From the entries that follow, extract each line holding the string "μαθηματικά".

(INFORMATION GIVEN):
-- begin --

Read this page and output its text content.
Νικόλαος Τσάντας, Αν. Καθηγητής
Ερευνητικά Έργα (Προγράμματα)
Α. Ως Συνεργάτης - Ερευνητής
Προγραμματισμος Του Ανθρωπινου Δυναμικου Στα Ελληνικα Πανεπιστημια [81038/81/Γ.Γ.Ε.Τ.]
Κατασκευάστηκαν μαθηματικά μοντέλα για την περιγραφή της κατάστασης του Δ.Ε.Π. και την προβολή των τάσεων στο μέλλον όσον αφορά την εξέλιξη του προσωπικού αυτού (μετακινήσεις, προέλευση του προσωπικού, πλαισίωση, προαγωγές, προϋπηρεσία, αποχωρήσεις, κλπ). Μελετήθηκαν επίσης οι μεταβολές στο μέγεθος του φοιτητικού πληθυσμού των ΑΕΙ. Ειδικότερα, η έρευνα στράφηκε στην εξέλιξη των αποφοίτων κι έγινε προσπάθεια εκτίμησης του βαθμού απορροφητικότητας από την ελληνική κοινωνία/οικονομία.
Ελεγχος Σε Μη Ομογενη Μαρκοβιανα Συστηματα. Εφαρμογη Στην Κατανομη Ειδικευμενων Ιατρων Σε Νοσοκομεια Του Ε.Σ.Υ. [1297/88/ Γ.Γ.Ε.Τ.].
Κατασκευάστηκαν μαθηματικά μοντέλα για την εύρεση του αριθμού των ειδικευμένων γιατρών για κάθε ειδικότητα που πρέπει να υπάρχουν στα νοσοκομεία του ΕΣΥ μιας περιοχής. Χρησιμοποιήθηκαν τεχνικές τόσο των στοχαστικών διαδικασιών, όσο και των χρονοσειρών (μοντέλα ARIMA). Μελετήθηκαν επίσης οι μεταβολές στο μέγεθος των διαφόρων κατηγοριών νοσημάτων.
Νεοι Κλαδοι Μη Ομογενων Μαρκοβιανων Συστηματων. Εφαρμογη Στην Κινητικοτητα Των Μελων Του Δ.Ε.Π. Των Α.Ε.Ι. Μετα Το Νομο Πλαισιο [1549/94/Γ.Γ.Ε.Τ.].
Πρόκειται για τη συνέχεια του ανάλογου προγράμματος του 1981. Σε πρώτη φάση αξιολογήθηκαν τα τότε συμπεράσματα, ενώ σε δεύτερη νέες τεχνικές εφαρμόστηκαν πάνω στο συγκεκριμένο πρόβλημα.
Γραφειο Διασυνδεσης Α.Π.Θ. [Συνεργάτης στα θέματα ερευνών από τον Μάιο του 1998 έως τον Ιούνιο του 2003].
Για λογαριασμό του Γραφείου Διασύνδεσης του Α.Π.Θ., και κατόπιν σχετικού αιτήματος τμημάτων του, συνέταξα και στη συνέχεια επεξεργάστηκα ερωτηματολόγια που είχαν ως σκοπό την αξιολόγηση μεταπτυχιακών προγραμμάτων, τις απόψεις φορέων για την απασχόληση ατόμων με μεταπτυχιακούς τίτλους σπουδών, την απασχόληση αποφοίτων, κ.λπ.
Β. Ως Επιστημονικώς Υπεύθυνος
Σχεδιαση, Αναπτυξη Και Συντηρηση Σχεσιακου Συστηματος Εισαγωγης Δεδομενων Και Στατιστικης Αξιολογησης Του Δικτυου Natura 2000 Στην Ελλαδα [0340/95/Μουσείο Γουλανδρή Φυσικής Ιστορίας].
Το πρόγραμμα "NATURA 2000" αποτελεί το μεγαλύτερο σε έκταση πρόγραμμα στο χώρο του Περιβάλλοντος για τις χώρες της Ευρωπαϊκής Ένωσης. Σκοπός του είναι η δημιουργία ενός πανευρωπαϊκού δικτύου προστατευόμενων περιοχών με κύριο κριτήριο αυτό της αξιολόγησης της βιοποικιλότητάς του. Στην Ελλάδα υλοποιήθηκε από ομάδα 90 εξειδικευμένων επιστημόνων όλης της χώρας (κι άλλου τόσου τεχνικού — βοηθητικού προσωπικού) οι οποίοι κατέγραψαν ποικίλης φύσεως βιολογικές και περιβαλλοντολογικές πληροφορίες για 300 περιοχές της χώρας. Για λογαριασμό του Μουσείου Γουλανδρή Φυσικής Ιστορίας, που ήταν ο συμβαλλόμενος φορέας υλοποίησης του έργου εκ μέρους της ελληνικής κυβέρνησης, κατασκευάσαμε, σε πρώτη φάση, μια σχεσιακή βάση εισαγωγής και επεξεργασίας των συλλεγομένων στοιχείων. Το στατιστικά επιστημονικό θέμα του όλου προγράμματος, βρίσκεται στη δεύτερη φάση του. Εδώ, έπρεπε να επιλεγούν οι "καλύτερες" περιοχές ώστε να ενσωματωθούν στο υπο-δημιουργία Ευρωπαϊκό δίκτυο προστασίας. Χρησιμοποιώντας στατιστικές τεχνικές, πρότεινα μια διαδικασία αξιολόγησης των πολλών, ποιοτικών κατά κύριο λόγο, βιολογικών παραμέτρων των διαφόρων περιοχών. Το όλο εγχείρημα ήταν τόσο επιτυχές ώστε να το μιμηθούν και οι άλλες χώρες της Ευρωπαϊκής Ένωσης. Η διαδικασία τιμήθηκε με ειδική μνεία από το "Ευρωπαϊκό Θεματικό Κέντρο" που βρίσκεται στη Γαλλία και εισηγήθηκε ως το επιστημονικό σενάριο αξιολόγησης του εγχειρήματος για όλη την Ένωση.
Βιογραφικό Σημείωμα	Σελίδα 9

-- end --

(THE RESULT):
Κατασκευάστηκαν μαθηματικά μοντέλα για την περιγραφή της κατάστασης του Δ.Ε.Π. και την προβολή των τάσεων στο μέλλον όσον αφορά την εξέλιξη του προσωπικού αυτού (μετακινήσεις, προέλευση του προσωπικού, πλαισίωση, προαγωγές, προϋπηρεσία, αποχωρήσεις, κλπ). Μελετήθηκαν επίσης οι μεταβολές στο μέγεθος του φοιτητικού πληθυσμού των ΑΕΙ. Ειδικότερα, η έρευνα στράφηκε στην εξέλιξη των αποφοίτων κι έγινε προσπάθεια εκτίμησης του βαθμού απορροφητικότητας από την ελληνική κοινωνία/οικονομία.
Κατασκευάστηκαν μαθηματικά μοντέλα για την εύρεση του αριθμού των ειδικευμένων γιατρών για κάθε ειδικότητα που πρέπει να υπάρχουν στα νοσοκομεία του ΕΣΥ μιας περιοχής. Χρησιμοποιήθηκαν τεχνικές τόσο των στοχαστικών διαδικασιών, όσο και των χρονοσειρών (μοντέλα ARIMA). Μελετήθηκαν επίσης οι μεταβολές στο μέγεθος των διαφόρων κατηγοριών νοσημάτων.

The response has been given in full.